*Task goal*.
Write the listing below out again exactly, dropping the images.

*The data*.
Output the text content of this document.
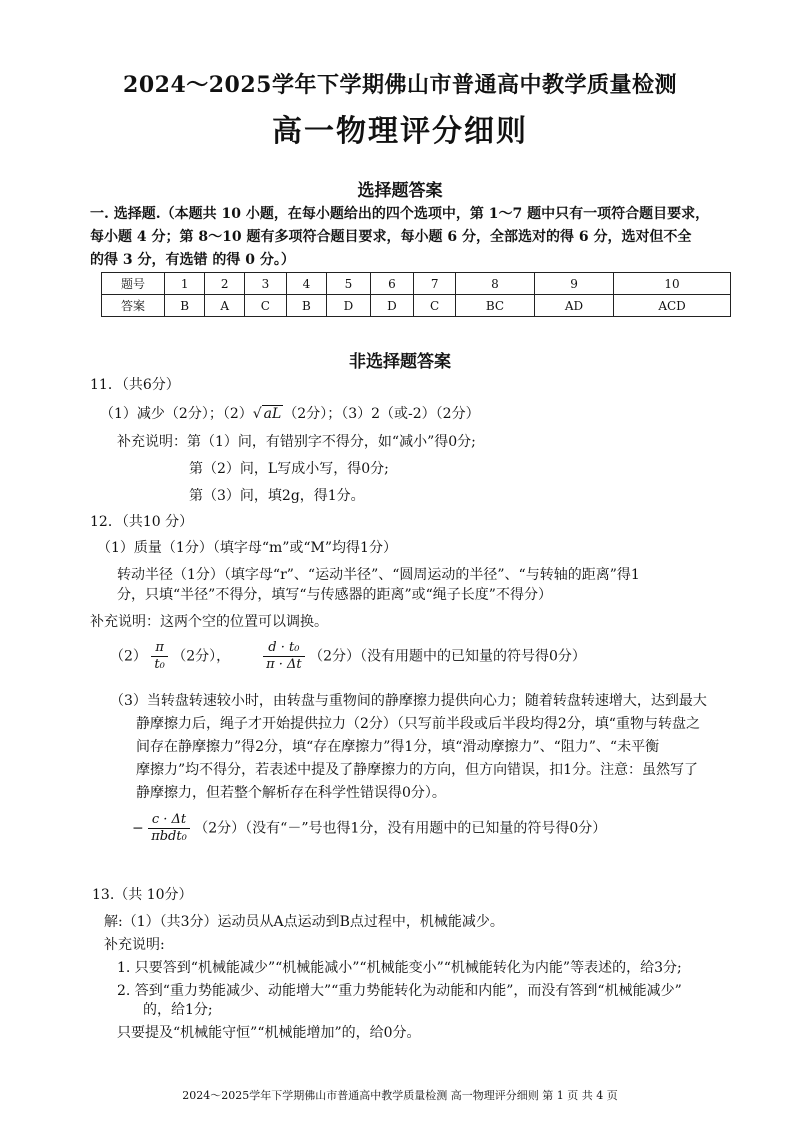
2024～2025学年下学期佛山市普通高中教学质量检测
高一物理评分细则
选择题答案
一. 选择题.（本题共 10 小题，在每小题给出的四个选项中，第 1～7 题中只有一项符合题目要求，
每小题 4 分；第 8～10 题有多项符合题目要求，每小题 6 分，全部选对的得 6 分，选对但不全
的得 3 分，有选错 的得 0 分。）
题号	1	2	3	4	5	6	7	8	9	10
答案	B	A	C	B	D	D	C	BC	AD	ACD
非选择题答案
11．（共6分）
（1）减少（2分）；（2）√ aL （2分）；（3）2（或-2）（2分）
补充说明：第（1）问，有错别字不得分，如“减小”得0分;
第（2）问，L写成小写，得0分;
第（3）问，填2g，得1分。
12．（共10 分）
（1）质量（1分）（填字母“m”或“M”均得1分）
转动半径（1分）（填字母“r”、“运动半径”、“圆周运动的半径”、“与转轴的距离”得1
分，只填“半径”不得分，填写“与传感器的距离”或“绳子长度”不得分）
补充说明：这两个空的位置可以调换。
$(2) \frac{\pi}{\text{t₀}} (2$分），	$\frac{\text{d · t₀}}{\pi \cdot \Delta t} (2$分）（没有用题中的已知量的符号得0分）
（3）当转盘转速较小时，由转盘与重物间的静摩擦力提供向心力；随着转盘转速增大，达到最大
静摩擦力后，绳子才开始提供拉力（2分）（只写前半段或后半段均得2分，填“重物与转盘之
间存在静摩擦力”得2分，填“存在摩擦力”得1分，填“滑动摩擦力”、“阻力”、“未平衡
摩擦力”均不得分，若表述中提及了静摩擦力的方向，但方向错误，扣1分。注意：虽然写了
静摩擦力，但若整个解析存在科学性错误得0分）。
− $\frac{c \cdot \Delta t}{\text{πbdt₀}} (2$分）（没有“－”号也得1分，没有用题中的已知量的符号得0分）
13.（共 10分）
解:（1）（共3分）运动员从A点运动到B点过程中，机械能减少。
补充说明:
1. 只要答到“机械能减少”“机械能减小”“机械能变小”“机械能转化为内能”等表述的，给3分;
2. 答到“重力势能减少、动能增大”“重力势能转化为动能和内能”，而没有答到“机械能减少”
的，给1分;
只要提及“机械能守恒”“机械能增加”的，给0分。
2024～2025学年下学期佛山市普通高中教学质量检测 高一物理评分细则 第 1 页 共 4 页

*Expected output*.
Output the text content of this document.
2024～2025学年下学期佛山市普通高中教学质量检测
高一物理评分细则
选择题答案
一. 选择题.（本题共 10 小题，在每小题给出的四个选项中，第 1～7 题中只有一项符合题目要求，
每小题 4 分；第 8～10 题有多项符合题目要求，每小题 6 分，全部选对的得 6 分，选对但不全
的得 3 分，有选错 的得 0 分。）
题号	1	2	3	4	5	6	7	8	9	10
答案	B	A	C	B	D	D	C	BC	AD	ACD
非选择题答案
11．（共6分）
（1）减少（2分）；（2）√ aL （2分）；（3）2（或-2）（2分）
补充说明：第（1）问，有错别字不得分，如“减小”得0分;
第（2）问，L写成小写，得0分;
第（3）问，填2g，得1分。
12．（共10 分）
（1）质量（1分）（填字母“m”或“M”均得1分）
转动半径（1分）（填字母“r”、“运动半径”、“圆周运动的半径”、“与转轴的距离”得1
分，只填“半径”不得分，填写“与传感器的距离”或“绳子长度”不得分）
补充说明：这两个空的位置可以调换。
$(2) \frac{\pi}{\text{t₀}} (2$分），	$\frac{\text{d · t₀}}{\pi \cdot \Delta t} (2$分）（没有用题中的已知量的符号得0分）
（3）当转盘转速较小时，由转盘与重物间的静摩擦力提供向心力；随着转盘转速增大，达到最大
静摩擦力后，绳子才开始提供拉力（2分）（只写前半段或后半段均得2分，填“重物与转盘之
间存在静摩擦力”得2分，填“存在摩擦力”得1分，填“滑动摩擦力”、“阻力”、“未平衡
摩擦力”均不得分，若表述中提及了静摩擦力的方向，但方向错误，扣1分。注意：虽然写了
静摩擦力，但若整个解析存在科学性错误得0分）。
− $\frac{c \cdot \Delta t}{\text{πbdt₀}} (2$分）（没有“－”号也得1分，没有用题中的已知量的符号得0分）
13.（共 10分）
解:（1）（共3分）运动员从A点运动到B点过程中，机械能减少。
补充说明:
1. 只要答到“机械能减少”“机械能减小”“机械能变小”“机械能转化为内能”等表述的，给3分;
2. 答到“重力势能减少、动能增大”“重力势能转化为动能和内能”，而没有答到“机械能减少”
的，给1分;
只要提及“机械能守恒”“机械能增加”的，给0分。
2024～2025学年下学期佛山市普通高中教学质量检测 高一物理评分细则 第 1 页 共 4 页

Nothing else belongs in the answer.